= Exercise objective =
Identify the lines in the data below that contain "text" and give only how many there are.

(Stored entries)

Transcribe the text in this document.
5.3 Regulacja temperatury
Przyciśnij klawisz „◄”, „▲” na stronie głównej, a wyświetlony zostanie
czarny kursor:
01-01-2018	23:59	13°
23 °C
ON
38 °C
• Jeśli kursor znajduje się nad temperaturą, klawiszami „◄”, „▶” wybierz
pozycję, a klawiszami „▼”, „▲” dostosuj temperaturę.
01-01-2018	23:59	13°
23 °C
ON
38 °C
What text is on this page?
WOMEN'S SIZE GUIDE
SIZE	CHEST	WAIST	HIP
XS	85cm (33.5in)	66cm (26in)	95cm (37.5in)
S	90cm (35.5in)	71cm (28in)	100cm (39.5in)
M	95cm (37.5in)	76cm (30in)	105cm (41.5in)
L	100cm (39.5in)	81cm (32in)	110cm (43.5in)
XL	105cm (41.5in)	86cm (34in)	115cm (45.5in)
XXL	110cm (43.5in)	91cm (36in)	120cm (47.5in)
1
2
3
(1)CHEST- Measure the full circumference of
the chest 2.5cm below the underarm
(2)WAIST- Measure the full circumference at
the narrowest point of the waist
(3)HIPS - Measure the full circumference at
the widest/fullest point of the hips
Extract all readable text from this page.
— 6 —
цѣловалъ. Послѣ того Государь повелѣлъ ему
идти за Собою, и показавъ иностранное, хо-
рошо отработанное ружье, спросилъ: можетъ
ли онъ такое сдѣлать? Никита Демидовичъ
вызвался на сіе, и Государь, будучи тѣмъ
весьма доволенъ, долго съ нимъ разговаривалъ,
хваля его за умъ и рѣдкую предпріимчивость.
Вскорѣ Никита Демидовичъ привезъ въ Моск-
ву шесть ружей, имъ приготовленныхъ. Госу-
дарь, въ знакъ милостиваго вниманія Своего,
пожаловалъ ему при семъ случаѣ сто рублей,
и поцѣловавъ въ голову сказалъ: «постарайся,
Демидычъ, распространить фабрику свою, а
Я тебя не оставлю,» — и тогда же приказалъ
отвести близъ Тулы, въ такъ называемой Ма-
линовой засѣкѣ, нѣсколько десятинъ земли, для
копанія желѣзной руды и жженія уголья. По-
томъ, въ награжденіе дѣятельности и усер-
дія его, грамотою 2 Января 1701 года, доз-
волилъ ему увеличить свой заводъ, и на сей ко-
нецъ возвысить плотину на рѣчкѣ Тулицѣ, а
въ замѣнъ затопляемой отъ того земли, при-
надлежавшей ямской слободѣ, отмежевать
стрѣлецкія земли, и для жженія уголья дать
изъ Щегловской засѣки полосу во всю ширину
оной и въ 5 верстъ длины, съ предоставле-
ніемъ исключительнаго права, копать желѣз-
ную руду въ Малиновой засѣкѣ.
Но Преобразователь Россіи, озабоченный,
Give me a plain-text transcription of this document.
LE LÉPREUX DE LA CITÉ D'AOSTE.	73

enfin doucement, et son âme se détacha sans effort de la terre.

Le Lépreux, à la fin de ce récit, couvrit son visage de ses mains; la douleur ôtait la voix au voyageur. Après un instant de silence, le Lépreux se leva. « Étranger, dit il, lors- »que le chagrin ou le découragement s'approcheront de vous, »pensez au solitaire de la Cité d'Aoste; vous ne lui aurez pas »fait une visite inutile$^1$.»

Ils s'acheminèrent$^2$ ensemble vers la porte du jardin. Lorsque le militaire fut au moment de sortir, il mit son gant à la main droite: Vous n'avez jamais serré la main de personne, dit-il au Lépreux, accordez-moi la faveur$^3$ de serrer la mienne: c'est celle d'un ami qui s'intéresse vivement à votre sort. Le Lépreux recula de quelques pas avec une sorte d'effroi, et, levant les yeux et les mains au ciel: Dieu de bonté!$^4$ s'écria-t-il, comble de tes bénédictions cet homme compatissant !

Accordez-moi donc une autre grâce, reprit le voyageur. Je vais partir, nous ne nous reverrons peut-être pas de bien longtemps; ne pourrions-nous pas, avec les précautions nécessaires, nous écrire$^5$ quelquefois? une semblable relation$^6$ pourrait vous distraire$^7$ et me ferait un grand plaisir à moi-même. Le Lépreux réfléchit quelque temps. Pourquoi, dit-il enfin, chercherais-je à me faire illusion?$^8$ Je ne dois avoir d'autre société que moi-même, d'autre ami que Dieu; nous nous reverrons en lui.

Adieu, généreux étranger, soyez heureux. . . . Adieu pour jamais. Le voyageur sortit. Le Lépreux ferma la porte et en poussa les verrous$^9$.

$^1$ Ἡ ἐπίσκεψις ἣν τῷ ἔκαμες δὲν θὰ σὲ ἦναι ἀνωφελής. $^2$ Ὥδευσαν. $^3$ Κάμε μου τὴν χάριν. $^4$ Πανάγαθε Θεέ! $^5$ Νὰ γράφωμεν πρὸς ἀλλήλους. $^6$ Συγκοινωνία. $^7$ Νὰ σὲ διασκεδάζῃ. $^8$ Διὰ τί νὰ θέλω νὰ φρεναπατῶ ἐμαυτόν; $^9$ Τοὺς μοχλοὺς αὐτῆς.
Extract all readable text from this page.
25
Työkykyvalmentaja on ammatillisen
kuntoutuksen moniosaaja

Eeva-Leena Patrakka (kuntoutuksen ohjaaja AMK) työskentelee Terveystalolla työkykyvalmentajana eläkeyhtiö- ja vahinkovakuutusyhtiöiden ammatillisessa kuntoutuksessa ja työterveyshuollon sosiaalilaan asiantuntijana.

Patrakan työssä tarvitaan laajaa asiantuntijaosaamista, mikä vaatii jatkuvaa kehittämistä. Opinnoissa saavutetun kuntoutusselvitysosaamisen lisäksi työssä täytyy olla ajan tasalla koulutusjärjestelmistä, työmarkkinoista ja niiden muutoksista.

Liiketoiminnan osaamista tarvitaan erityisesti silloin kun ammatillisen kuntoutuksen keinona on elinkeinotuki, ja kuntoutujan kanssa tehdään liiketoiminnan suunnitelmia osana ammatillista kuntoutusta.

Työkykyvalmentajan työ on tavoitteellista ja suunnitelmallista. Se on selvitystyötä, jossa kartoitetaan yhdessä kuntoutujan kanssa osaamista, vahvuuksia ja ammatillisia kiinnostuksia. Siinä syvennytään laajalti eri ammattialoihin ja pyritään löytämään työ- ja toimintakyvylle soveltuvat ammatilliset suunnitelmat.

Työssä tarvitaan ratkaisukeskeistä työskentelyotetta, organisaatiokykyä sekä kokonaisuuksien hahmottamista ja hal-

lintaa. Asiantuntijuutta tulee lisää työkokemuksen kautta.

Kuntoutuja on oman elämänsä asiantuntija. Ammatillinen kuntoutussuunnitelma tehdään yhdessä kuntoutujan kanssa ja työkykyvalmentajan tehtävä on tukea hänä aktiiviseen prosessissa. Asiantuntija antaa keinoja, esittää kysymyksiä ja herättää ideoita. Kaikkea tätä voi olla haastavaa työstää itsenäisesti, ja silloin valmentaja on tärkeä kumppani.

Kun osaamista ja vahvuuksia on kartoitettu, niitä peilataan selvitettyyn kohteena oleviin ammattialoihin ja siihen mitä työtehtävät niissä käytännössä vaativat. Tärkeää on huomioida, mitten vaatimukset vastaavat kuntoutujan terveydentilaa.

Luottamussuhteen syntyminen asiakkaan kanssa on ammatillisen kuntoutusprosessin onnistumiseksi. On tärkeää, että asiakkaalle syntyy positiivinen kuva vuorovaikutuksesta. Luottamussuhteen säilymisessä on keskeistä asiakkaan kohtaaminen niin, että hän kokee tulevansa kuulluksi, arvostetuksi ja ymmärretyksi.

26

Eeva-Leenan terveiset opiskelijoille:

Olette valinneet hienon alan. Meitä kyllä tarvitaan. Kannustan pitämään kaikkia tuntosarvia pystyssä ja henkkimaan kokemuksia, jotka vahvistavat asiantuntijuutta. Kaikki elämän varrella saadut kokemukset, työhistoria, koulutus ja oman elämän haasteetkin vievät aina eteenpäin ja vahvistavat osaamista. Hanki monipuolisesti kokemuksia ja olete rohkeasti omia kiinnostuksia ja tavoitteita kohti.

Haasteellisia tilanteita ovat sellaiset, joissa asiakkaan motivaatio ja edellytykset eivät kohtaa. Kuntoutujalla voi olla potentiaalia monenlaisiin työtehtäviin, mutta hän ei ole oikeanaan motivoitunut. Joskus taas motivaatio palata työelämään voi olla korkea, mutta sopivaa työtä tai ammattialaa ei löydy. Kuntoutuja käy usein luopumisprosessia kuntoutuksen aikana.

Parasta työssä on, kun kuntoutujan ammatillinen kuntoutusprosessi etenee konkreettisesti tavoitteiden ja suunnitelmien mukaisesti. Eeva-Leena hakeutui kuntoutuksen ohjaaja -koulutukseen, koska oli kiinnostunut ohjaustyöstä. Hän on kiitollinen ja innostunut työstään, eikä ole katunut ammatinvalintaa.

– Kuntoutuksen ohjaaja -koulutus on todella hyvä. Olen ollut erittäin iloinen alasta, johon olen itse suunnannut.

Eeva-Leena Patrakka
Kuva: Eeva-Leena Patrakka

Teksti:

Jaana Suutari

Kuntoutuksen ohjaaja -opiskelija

= Right answer =
5